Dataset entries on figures
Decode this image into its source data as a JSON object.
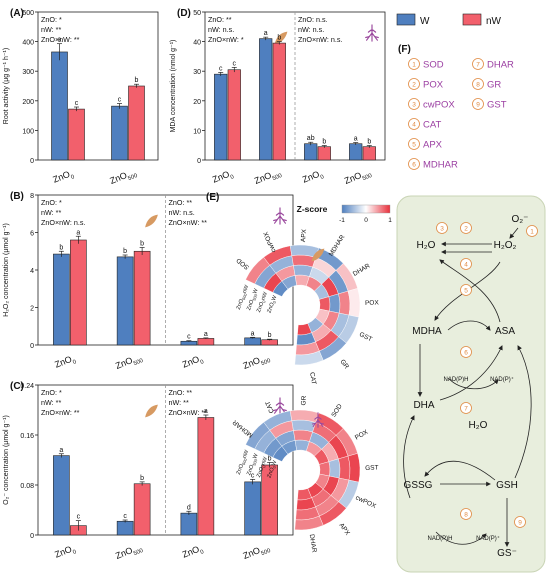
{
  "colors": {
    "W": "#4f7fbf",
    "nW": "#f2606c",
    "leaf": "#d79a62",
    "root": "#9b4a9e",
    "pathway_bg": "#e8eedd",
    "pathway_border": "#c9d4b5",
    "enzyme_num": "#e08a42",
    "enzyme_text": "#9b3fa2"
  },
  "legend": {
    "W": "W",
    "nW": "nW"
  },
  "chart_data": [
    {
      "panel": "(A)",
      "type": "bar",
      "ylabel": "Root activity (μg g⁻¹ h⁻¹)",
      "ylim": [
        0,
        500
      ],
      "yticks": [
        0,
        100,
        200,
        300,
        400,
        500
      ],
      "stats": [
        "ZnO: *",
        "nW: **",
        "ZnO×nW: **"
      ],
      "groups": [
        {
          "label": "ZnO",
          "sub": "0",
          "W": 365,
          "W_err": 28,
          "W_sig": "a",
          "nW": 172,
          "nW_err": 7,
          "nW_sig": "c"
        },
        {
          "label": "ZnO",
          "sub": "500",
          "W": 182,
          "W_err": 9,
          "W_sig": "c",
          "nW": 250,
          "nW_err": 6,
          "nW_sig": "b"
        }
      ]
    },
    {
      "panel": "(B)",
      "type": "bar",
      "ylabel": "H₂O₂ concentration (μmol g⁻¹)",
      "ylim": [
        0,
        8
      ],
      "yticks": [
        0,
        2,
        4,
        6,
        8
      ],
      "stats_leaf": [
        "ZnO: *",
        "nW: **",
        "ZnO×nW: n.s."
      ],
      "stats_root": [
        "ZnO: **",
        "nW: n.s.",
        "ZnO×nW: **"
      ],
      "groups": [
        {
          "label": "ZnO",
          "sub": "0",
          "tissue": "leaf",
          "W": 4.85,
          "W_err": 0.15,
          "W_sig": "b",
          "nW": 5.6,
          "nW_err": 0.2,
          "nW_sig": "a"
        },
        {
          "label": "ZnO",
          "sub": "500",
          "tissue": "leaf",
          "W": 4.7,
          "W_err": 0.1,
          "W_sig": "b",
          "nW": 5.0,
          "nW_err": 0.2,
          "nW_sig": "b"
        },
        {
          "label": "ZnO",
          "sub": "0",
          "tissue": "root",
          "W": 0.2,
          "W_err": 0.03,
          "W_sig": "c",
          "nW": 0.35,
          "nW_err": 0.03,
          "nW_sig": "a"
        },
        {
          "label": "ZnO",
          "sub": "500",
          "tissue": "root",
          "W": 0.38,
          "W_err": 0.03,
          "W_sig": "a",
          "nW": 0.28,
          "nW_err": 0.03,
          "nW_sig": "b"
        }
      ]
    },
    {
      "panel": "(C)",
      "type": "bar",
      "ylabel": "O₂⁻ concentration (μmol g⁻¹)",
      "ylim": [
        0,
        0.24
      ],
      "yticks": [
        0.0,
        0.08,
        0.16,
        0.24
      ],
      "ytick_labels": [
        "0",
        "0.08",
        "0.16",
        "0.24"
      ],
      "stats_leaf": [
        "ZnO: *",
        "nW: **",
        "ZnO×nW: **"
      ],
      "stats_root": [
        "ZnO: **",
        "nW: **",
        "ZnO×nW: **"
      ],
      "groups": [
        {
          "label": "ZnO",
          "sub": "0",
          "tissue": "leaf",
          "W": 0.127,
          "W_err": 0.003,
          "W_sig": "a",
          "nW": 0.015,
          "nW_err": 0.008,
          "nW_sig": "c"
        },
        {
          "label": "ZnO",
          "sub": "500",
          "tissue": "leaf",
          "W": 0.022,
          "W_err": 0.002,
          "W_sig": "c",
          "nW": 0.082,
          "nW_err": 0.003,
          "nW_sig": "b"
        },
        {
          "label": "ZnO",
          "sub": "0",
          "tissue": "root",
          "W": 0.035,
          "W_err": 0.003,
          "W_sig": "d",
          "nW": 0.188,
          "nW_err": 0.004,
          "nW_sig": "a"
        },
        {
          "label": "ZnO",
          "sub": "500",
          "tissue": "root",
          "W": 0.085,
          "W_err": 0.004,
          "W_sig": "c",
          "nW": 0.112,
          "nW_err": 0.004,
          "nW_sig": "b"
        }
      ]
    },
    {
      "panel": "(D)",
      "type": "bar",
      "ylabel": "MDA concentration (nmol g⁻¹)",
      "ylim": [
        0,
        50
      ],
      "yticks": [
        0,
        10,
        20,
        30,
        40,
        50
      ],
      "stats_leaf": [
        "ZnO: **",
        "nW: n.s.",
        "ZnO×nW: *"
      ],
      "stats_root": [
        "ZnO: n.s.",
        "nW: n.s.",
        "ZnO×nW: n.s."
      ],
      "groups": [
        {
          "label": "ZnO",
          "sub": "0",
          "tissue": "leaf",
          "W": 29,
          "W_err": 0.6,
          "W_sig": "c",
          "nW": 30.5,
          "nW_err": 0.8,
          "nW_sig": "c"
        },
        {
          "label": "ZnO",
          "sub": "500",
          "tissue": "leaf",
          "W": 41,
          "W_err": 0.5,
          "W_sig": "a",
          "nW": 39.5,
          "nW_err": 0.5,
          "nW_sig": "b"
        },
        {
          "label": "ZnO",
          "sub": "0",
          "tissue": "root",
          "W": 5.5,
          "W_err": 0.5,
          "W_sig": "ab",
          "nW": 4.5,
          "nW_err": 0.4,
          "nW_sig": "b"
        },
        {
          "label": "ZnO",
          "sub": "500",
          "tissue": "root",
          "W": 5.5,
          "W_err": 0.4,
          "W_sig": "a",
          "nW": 4.5,
          "nW_err": 0.4,
          "nW_sig": "b"
        }
      ]
    },
    {
      "panel": "(E)",
      "type": "heatmap",
      "title": "Z-score",
      "scale": [
        -1,
        0,
        1
      ],
      "colormap": [
        "#4f7fbf",
        "#ffffff",
        "#e8303c"
      ],
      "columns": [
        "ZnO0W",
        "ZnO0nW",
        "ZnO500W",
        "ZnO500nW"
      ],
      "column_labels": [
        {
          "base": "ZnO",
          "sub": "0",
          "suf": "W"
        },
        {
          "base": "ZnO",
          "sub": "0",
          "suf": "nW"
        },
        {
          "base": "ZnO",
          "sub": "500",
          "suf": "W"
        },
        {
          "base": "ZnO",
          "sub": "500",
          "suf": "nW"
        }
      ],
      "leaf": {
        "rows": [
          "SOD",
          "cwPOX",
          "APX",
          "MDHAR",
          "DHAR",
          "POX",
          "GST",
          "GR",
          "CAT"
        ],
        "values": [
          [
            -0.9,
            0.9,
            -0.7,
            0.6
          ],
          [
            -0.7,
            0.5,
            -0.6,
            0.8
          ],
          [
            0.4,
            -0.6,
            0.7,
            -0.5
          ],
          [
            0.6,
            -0.3,
            0.2,
            -0.8
          ],
          [
            -0.5,
            0.9,
            -0.8,
            0.3
          ],
          [
            0.8,
            -0.8,
            0.6,
            0.1
          ],
          [
            0.3,
            0.6,
            -0.5,
            -0.4
          ],
          [
            -0.6,
            0.4,
            0.8,
            -0.7
          ],
          [
            0.9,
            -0.9,
            0.5,
            -0.3
          ]
        ]
      },
      "root": {
        "rows": [
          "MDHAR",
          "CAT",
          "GR",
          "SOD",
          "POX",
          "GST",
          "cwPOX",
          "APX",
          "DHAR"
        ],
        "values": [
          [
            -0.9,
            -0.8,
            -0.6,
            -0.7
          ],
          [
            -0.8,
            -0.7,
            0.5,
            -0.6
          ],
          [
            -0.6,
            0.6,
            -0.5,
            0.4
          ],
          [
            0.5,
            -0.6,
            0.7,
            0.8
          ],
          [
            0.8,
            0.4,
            0.9,
            0.6
          ],
          [
            0.7,
            -0.5,
            0.8,
            0.9
          ],
          [
            0.6,
            0.9,
            0.5,
            -0.4
          ],
          [
            0.9,
            0.7,
            0.6,
            0.8
          ],
          [
            0.8,
            0.9,
            0.7,
            0.6
          ]
        ]
      }
    }
  ],
  "panel_f": {
    "label": "(F)",
    "enzymes": [
      {
        "num": "1",
        "name": "SOD"
      },
      {
        "num": "2",
        "name": "POX"
      },
      {
        "num": "3",
        "name": "cwPOX"
      },
      {
        "num": "4",
        "name": "CAT"
      },
      {
        "num": "5",
        "name": "APX"
      },
      {
        "num": "6",
        "name": "MDHAR"
      },
      {
        "num": "7",
        "name": "DHAR"
      },
      {
        "num": "8",
        "name": "GR"
      },
      {
        "num": "9",
        "name": "GST"
      }
    ],
    "nodes": {
      "o2": "O₂⁻",
      "h2o": "H₂O",
      "h2o2": "H₂O₂",
      "mdha": "MDHA",
      "asa": "ASA",
      "dha": "DHA",
      "h2o_b": "H₂O",
      "gssg": "GSSG",
      "gsh": "GSH",
      "gs": "GS⁻",
      "nadph1": "NAD(P)H",
      "nadp1": "NAD(P)⁺",
      "nadph2": "NAD(P)H",
      "nadp2": "NAD(P)⁺"
    }
  }
}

### Exercise goal
Search each line of the data above for "H₂O₂", and copy the lines where it occurs.

### Solution to this exercise
      "ylabel": "H₂O₂ concentration (μmol g⁻¹)",
      "h2o2": "H₂O₂",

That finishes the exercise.